**READING PASSAGE:**
>>

Even though the song has just begun, you sense that Neil feels a weight and a darkness bearing down on him, that it’s ongoing, that it’s already started, that somehow you’re coming into it in the middle, well after the weight of it has begun to crush and perhaps even kill him. He knows the story of Danger Bird all too well.

It’s as powerful and intense a piece of music as any I have ever experienced; sublime in its simplicity, transcendental in effect. You feel yourself swept along, an out of body experience that you can’t control. When Neil launches into the first of many guitar solos the sense of journeying or exploring with him the imaginary musical world he is creating is palpable. He doesn’t seem to know where it will lead and neither do you. There is no structure to reassure you, no end in sight, only the succession of notes that play from moment to moment, first tensing, then relaxing; cresting, then falling away.

Music has the power to take you out of the world you know and place you in a world of its own making. How it can do that nobody knows. Whatever Neil tapped into to make it happen on Danger Bird, he succeeded completely. If you’re in the right frame of mind, in the right environment, with everything working audio-wise, a minute into this song you will no longer be sitting in your comfy audio chair. You won’t know where you are, which is exactly where you should be.

<<

**DATA:**
>>

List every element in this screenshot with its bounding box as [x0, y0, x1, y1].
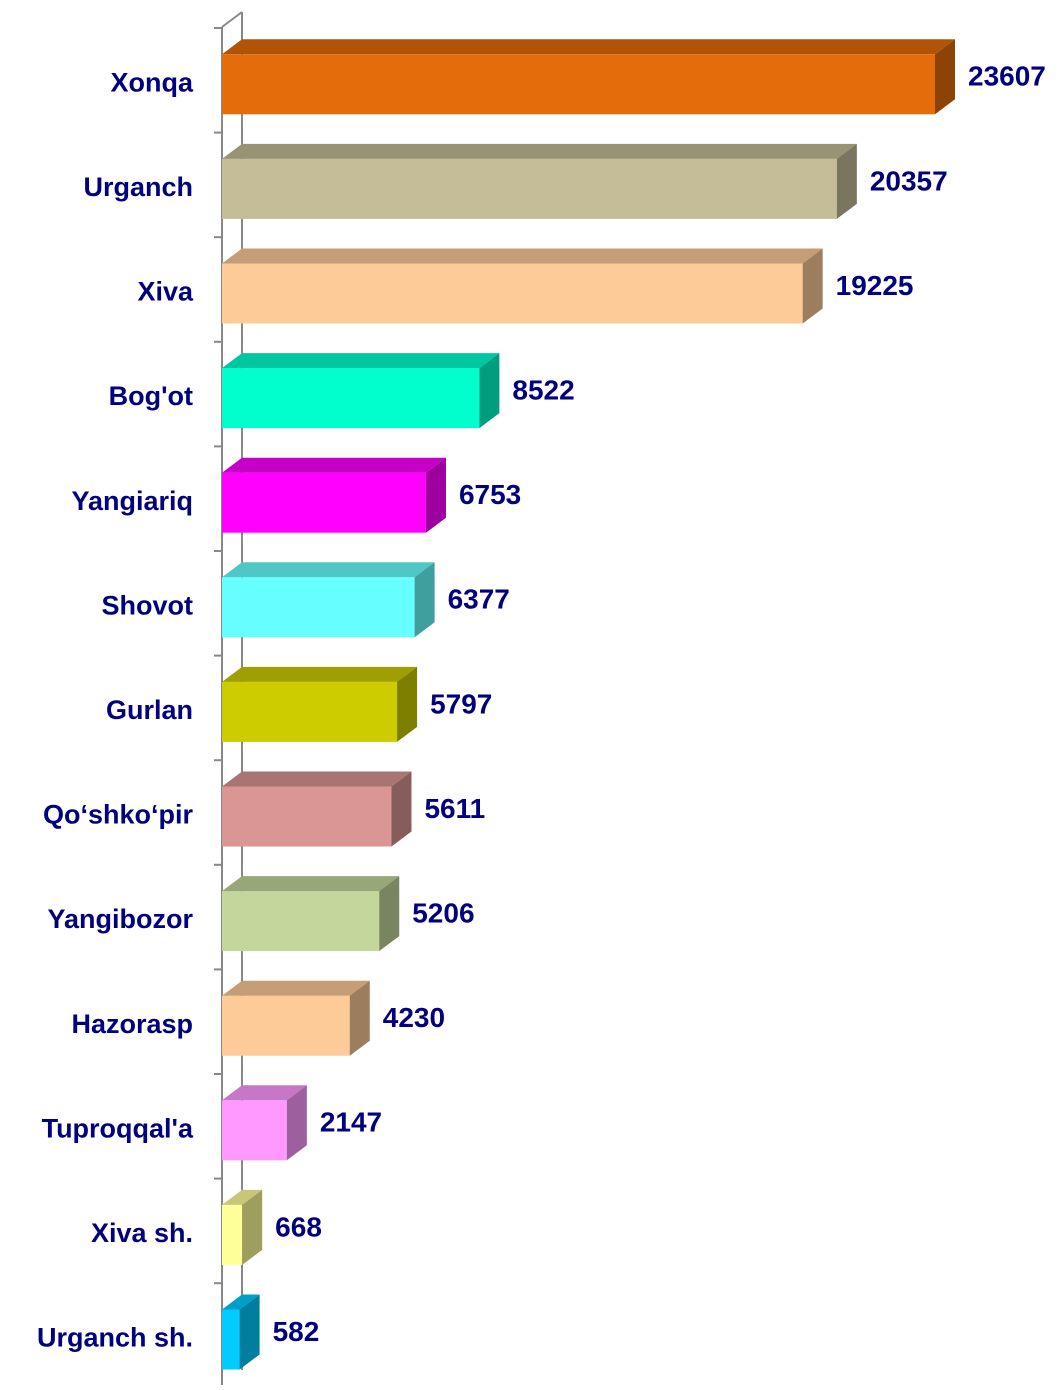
bar-side — [836, 143, 857, 219]
value-label: 668 — [275, 1211, 322, 1242]
value-label: 5611 — [424, 793, 485, 824]
bar-top — [222, 143, 857, 159]
category-label: Xiva — [137, 277, 194, 307]
bar-front — [222, 1204, 243, 1265]
category-label: Qo‘shko‘pir — [43, 800, 194, 830]
value-label: 6753 — [459, 479, 521, 510]
bar — [222, 771, 412, 847]
category-label: Urganch sh. — [37, 1323, 193, 1353]
bar-front — [222, 472, 426, 533]
bar-front — [222, 681, 398, 742]
category-label: Urganch — [83, 172, 193, 202]
category-label: Yangibozor — [47, 904, 193, 934]
bar-side — [425, 457, 446, 533]
bar-top — [222, 876, 400, 892]
bar-side — [391, 771, 412, 847]
value-label: 8522 — [512, 374, 574, 405]
category-label: Gurlan — [106, 695, 193, 725]
bar-side — [349, 980, 370, 1056]
bar-side — [239, 1294, 260, 1370]
category-label: Hazorasp — [71, 1009, 193, 1039]
value-label: 4230 — [383, 1002, 445, 1033]
bar-front — [222, 263, 803, 324]
axis-top-edge — [221, 11, 243, 28]
bar-side — [397, 666, 418, 742]
category-label: Bog'ot — [109, 381, 193, 411]
bar-top — [222, 980, 370, 996]
bar — [222, 457, 446, 533]
value-label: 20357 — [870, 165, 948, 196]
bar-front — [222, 786, 392, 847]
category-label: Yangiariq — [71, 486, 193, 516]
value-label: 5797 — [430, 688, 492, 719]
bar-front — [222, 1309, 240, 1370]
bar-side — [242, 1189, 263, 1265]
bar — [222, 39, 955, 115]
bar — [222, 1189, 263, 1265]
bar — [222, 143, 857, 219]
bar-side — [379, 876, 400, 952]
bar-top — [222, 353, 500, 369]
bar-front — [222, 577, 415, 638]
bar-top — [222, 248, 823, 264]
bar — [222, 562, 435, 638]
value-label: 19225 — [836, 270, 914, 301]
bar-top — [222, 1189, 263, 1205]
bar — [222, 248, 823, 324]
bar-top — [222, 39, 955, 55]
bar — [222, 353, 500, 429]
bar-top — [222, 457, 446, 473]
value-label: 23607 — [968, 61, 1046, 92]
category-label: Xiva sh. — [91, 1218, 193, 1248]
bar-side — [414, 562, 435, 638]
bar-front — [222, 1100, 287, 1161]
bar — [222, 1085, 307, 1161]
bar-top — [222, 562, 435, 578]
bar-side — [935, 39, 955, 115]
bar-side — [479, 353, 500, 429]
value-label: 6377 — [448, 584, 510, 615]
category-label: Xonqa — [110, 67, 193, 97]
bar-top — [222, 1294, 260, 1310]
value-label: 5206 — [412, 897, 474, 928]
bar-front — [222, 54, 935, 115]
bar-front — [222, 158, 837, 219]
bar-top — [222, 666, 418, 682]
bar-top — [222, 1085, 307, 1101]
bar — [222, 1294, 260, 1370]
category-label: Tuproqqal'a — [42, 1113, 194, 1143]
value-label: 582 — [273, 1316, 320, 1347]
bar — [222, 666, 418, 742]
bar-top — [222, 771, 412, 787]
bar-side — [802, 248, 823, 324]
bar-front — [222, 368, 480, 429]
bar — [222, 980, 370, 1056]
bar-side — [286, 1085, 307, 1161]
bar-front — [222, 891, 380, 952]
value-label: 2147 — [320, 1107, 382, 1138]
bar-front — [222, 995, 350, 1056]
category-label: Shovot — [102, 590, 194, 620]
bar — [222, 876, 400, 952]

<<

**EXERCISE DESCRIPTION:**
Reproduce the Danger Bird review word for word, from "It’s as powerful" up to and including "then falling away.". Go by the Danger Bird review alone.

**OUTPUT FOR THIS EXERCISE:**
It’s as powerful and intense a piece of music as any I have ever experienced; sublime in its simplicity, transcendental in effect. You feel yourself swept along, an out of body experience that you can’t control. When Neil launches into the first of many guitar solos the sense of journeying or exploring with him the imaginary musical world he is creating is palpable. He doesn’t seem to know where it will lead and neither do you. There is no structure to reassure you, no end in sight, only the succession of notes that play from moment to moment, first tensing, then relaxing; cresting, then falling away.